* _AIM OF THE EXERCISE_:
Count the rows below that contain the string "Output", treating uppercase and lowercase letters as different, and give only the number.

* _RECORDS PROVIDED_:

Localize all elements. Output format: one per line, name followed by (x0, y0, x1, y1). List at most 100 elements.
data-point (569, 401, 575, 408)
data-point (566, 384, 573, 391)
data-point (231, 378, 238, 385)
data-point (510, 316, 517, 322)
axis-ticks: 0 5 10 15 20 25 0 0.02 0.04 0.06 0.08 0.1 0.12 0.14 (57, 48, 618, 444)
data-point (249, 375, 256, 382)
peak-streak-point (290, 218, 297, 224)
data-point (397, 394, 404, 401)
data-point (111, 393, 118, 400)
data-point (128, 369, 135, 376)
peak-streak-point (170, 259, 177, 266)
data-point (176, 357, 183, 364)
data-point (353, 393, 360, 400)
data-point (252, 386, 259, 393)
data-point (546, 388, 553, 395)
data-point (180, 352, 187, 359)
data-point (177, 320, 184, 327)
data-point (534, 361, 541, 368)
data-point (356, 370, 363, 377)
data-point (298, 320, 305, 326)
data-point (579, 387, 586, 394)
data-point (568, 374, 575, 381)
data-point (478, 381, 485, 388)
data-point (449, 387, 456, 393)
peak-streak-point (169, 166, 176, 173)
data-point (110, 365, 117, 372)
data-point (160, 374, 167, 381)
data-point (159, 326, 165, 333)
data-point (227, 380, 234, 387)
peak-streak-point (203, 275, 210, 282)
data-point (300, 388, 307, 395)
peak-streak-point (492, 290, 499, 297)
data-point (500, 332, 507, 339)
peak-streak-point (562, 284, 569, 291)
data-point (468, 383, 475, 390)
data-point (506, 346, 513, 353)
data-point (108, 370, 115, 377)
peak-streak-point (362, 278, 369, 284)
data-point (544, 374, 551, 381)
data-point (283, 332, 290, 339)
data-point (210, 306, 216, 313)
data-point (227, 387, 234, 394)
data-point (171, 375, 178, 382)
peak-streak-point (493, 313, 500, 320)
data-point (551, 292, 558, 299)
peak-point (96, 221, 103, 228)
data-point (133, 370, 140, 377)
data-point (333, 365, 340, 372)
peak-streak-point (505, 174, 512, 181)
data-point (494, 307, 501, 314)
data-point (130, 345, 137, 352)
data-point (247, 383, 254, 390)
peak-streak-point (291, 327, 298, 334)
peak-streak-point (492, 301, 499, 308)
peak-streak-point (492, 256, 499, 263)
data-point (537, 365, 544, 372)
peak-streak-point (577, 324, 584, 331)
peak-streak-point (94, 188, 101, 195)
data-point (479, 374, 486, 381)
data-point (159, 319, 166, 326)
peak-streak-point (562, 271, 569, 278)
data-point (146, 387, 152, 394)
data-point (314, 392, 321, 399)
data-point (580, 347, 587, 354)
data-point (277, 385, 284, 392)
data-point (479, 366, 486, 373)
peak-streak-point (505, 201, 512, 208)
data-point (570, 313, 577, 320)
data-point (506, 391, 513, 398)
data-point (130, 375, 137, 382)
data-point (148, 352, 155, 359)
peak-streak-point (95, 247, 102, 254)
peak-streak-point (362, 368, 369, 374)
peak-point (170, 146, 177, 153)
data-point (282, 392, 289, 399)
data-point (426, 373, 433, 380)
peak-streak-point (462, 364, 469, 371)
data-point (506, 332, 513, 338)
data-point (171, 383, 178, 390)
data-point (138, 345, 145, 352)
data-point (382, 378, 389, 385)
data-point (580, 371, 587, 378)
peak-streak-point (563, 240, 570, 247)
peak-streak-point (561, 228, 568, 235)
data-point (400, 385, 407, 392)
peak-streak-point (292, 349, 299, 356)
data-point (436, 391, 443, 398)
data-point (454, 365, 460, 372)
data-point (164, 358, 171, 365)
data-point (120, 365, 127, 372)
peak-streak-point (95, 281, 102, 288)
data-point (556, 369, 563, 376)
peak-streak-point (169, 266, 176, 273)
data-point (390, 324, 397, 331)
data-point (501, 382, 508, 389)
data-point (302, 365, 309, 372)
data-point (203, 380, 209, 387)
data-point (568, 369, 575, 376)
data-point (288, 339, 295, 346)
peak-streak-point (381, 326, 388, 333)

* _COMPLETE ANSWER_:
1